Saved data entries
────────────────────────────────────────

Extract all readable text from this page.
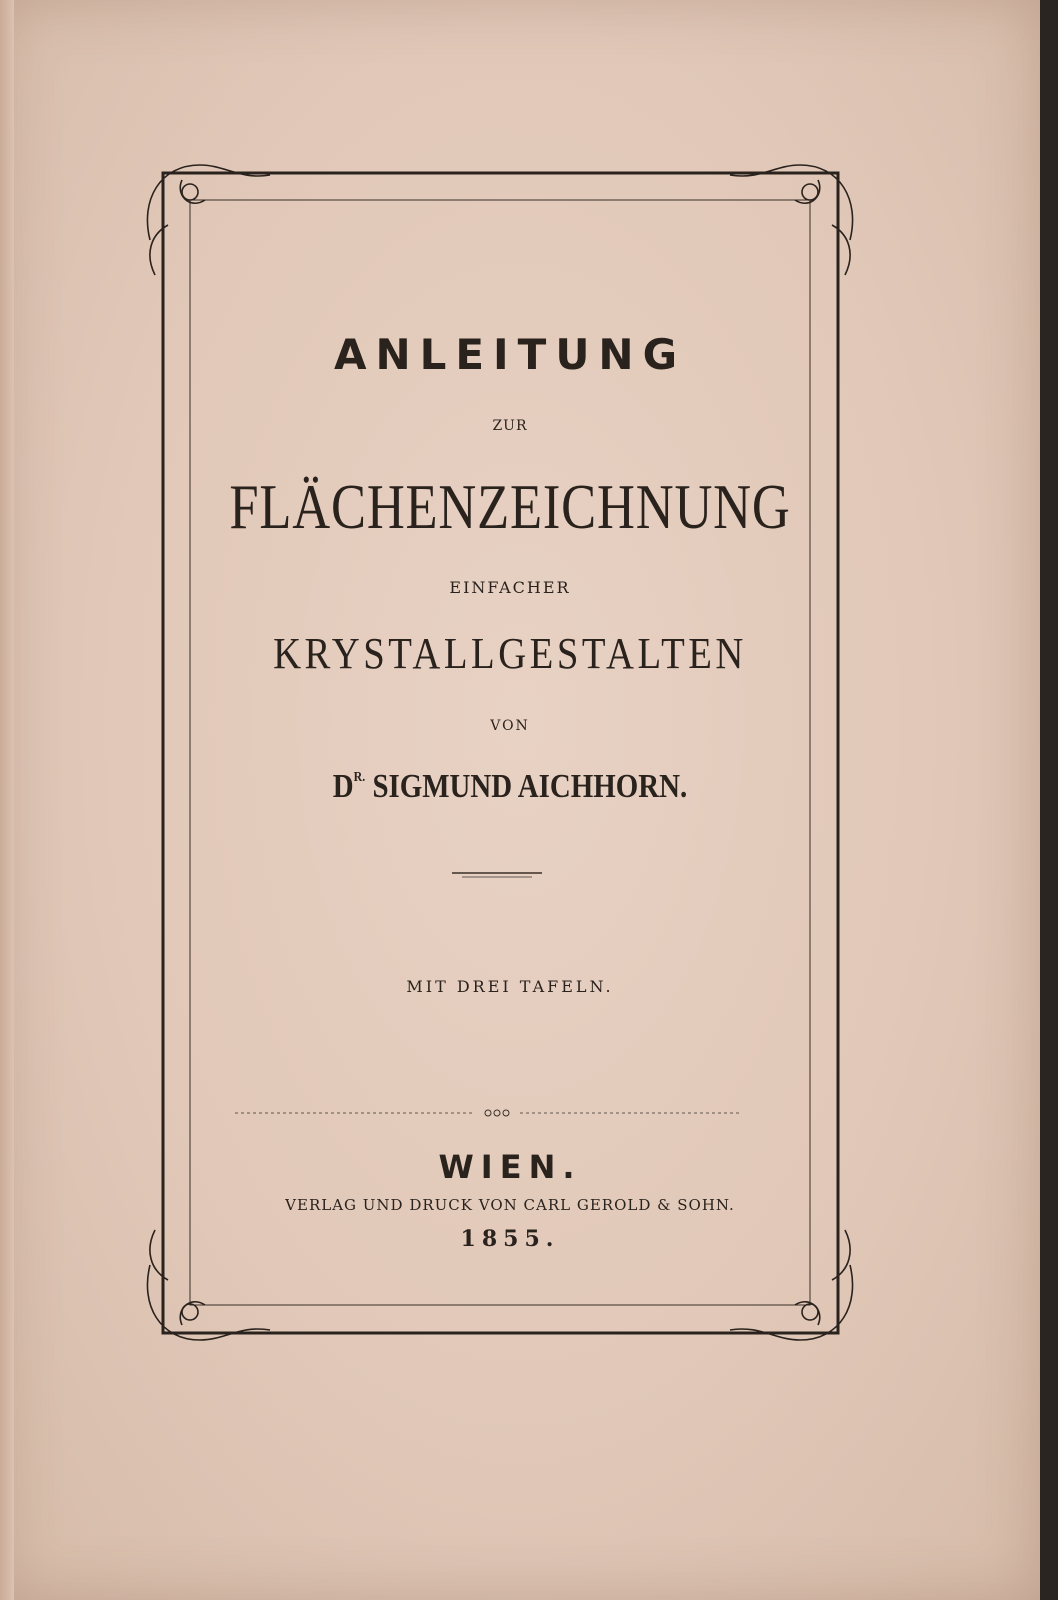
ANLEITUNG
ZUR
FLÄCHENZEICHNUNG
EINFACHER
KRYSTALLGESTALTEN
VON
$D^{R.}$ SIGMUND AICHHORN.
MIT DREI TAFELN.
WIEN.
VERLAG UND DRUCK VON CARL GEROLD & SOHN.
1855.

────────────────────────────────────────

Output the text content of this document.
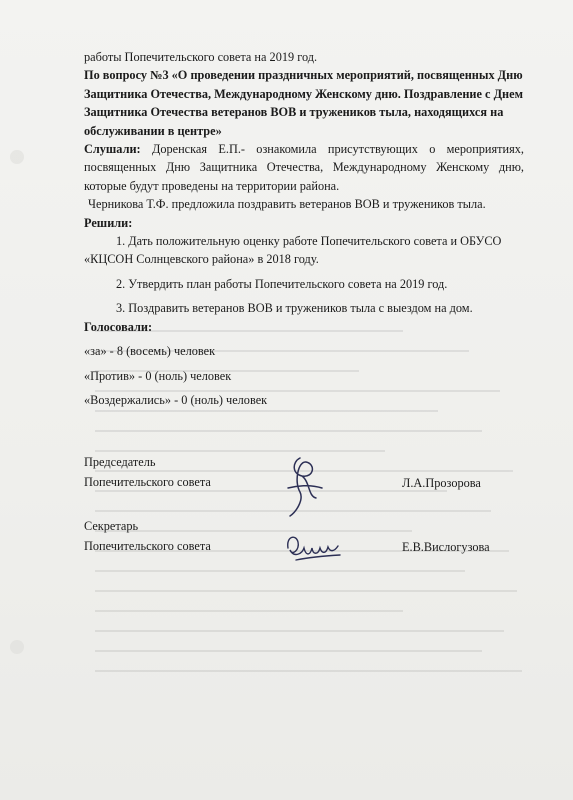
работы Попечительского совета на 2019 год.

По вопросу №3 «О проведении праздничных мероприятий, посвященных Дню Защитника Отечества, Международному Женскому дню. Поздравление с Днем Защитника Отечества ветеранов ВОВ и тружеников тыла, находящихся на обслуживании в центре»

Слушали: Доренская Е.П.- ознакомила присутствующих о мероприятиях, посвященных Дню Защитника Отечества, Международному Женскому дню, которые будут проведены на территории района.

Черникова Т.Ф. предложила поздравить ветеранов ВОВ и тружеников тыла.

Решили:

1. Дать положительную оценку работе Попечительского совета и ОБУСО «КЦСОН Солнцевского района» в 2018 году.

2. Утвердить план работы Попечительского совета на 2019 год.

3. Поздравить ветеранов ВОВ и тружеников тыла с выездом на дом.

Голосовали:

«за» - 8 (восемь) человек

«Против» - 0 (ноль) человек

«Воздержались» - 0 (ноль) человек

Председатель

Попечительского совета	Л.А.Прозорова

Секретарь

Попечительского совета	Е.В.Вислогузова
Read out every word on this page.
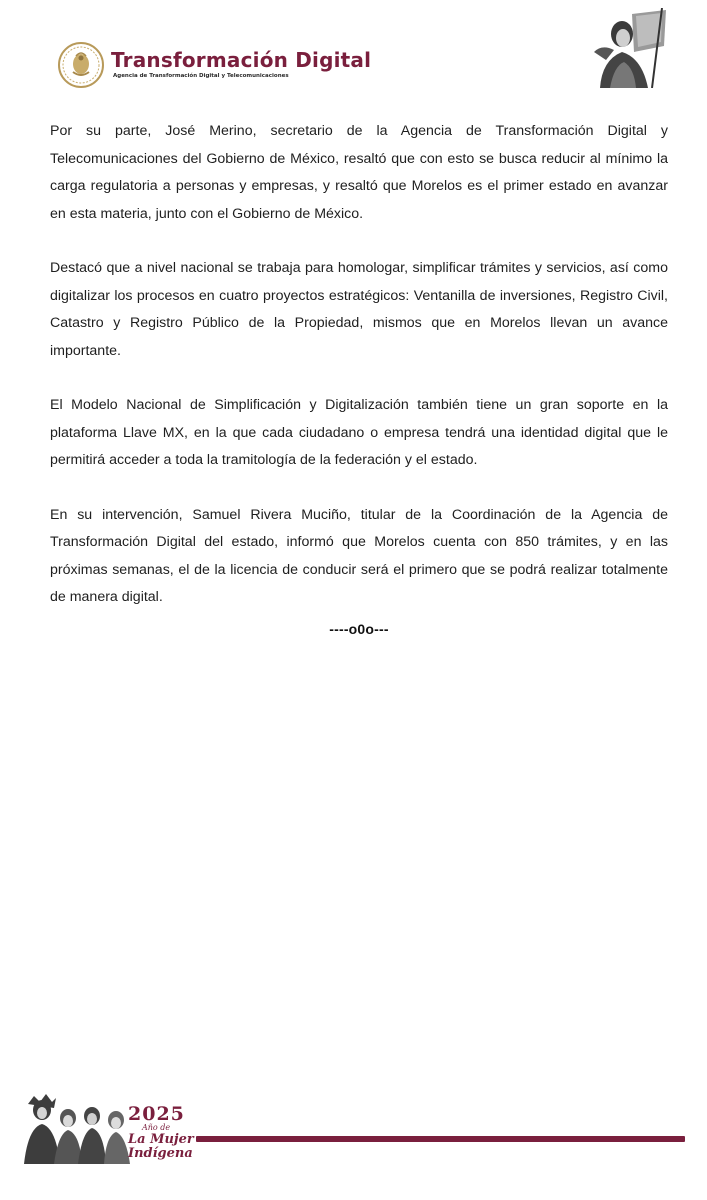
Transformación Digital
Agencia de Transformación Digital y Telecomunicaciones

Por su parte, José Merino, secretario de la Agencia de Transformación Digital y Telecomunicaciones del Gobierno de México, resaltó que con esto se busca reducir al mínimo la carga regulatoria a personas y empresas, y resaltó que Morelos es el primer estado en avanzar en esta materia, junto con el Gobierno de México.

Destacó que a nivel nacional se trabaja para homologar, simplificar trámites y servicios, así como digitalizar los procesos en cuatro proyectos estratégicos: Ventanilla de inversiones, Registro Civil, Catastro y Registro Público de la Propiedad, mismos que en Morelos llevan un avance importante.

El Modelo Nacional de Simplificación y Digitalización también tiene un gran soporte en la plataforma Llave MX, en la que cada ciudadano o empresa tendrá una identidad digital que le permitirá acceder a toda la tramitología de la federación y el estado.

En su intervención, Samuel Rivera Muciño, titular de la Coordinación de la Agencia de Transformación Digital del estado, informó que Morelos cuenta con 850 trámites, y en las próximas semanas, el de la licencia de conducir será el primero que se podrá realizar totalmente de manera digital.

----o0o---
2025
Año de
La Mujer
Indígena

────────────────────────────────────────

■ **THE TASK**
Show each line holding the word "page".

■ **ANSWER TO THE TASK**
Extract all readable text from this page.
Read out every word on this page.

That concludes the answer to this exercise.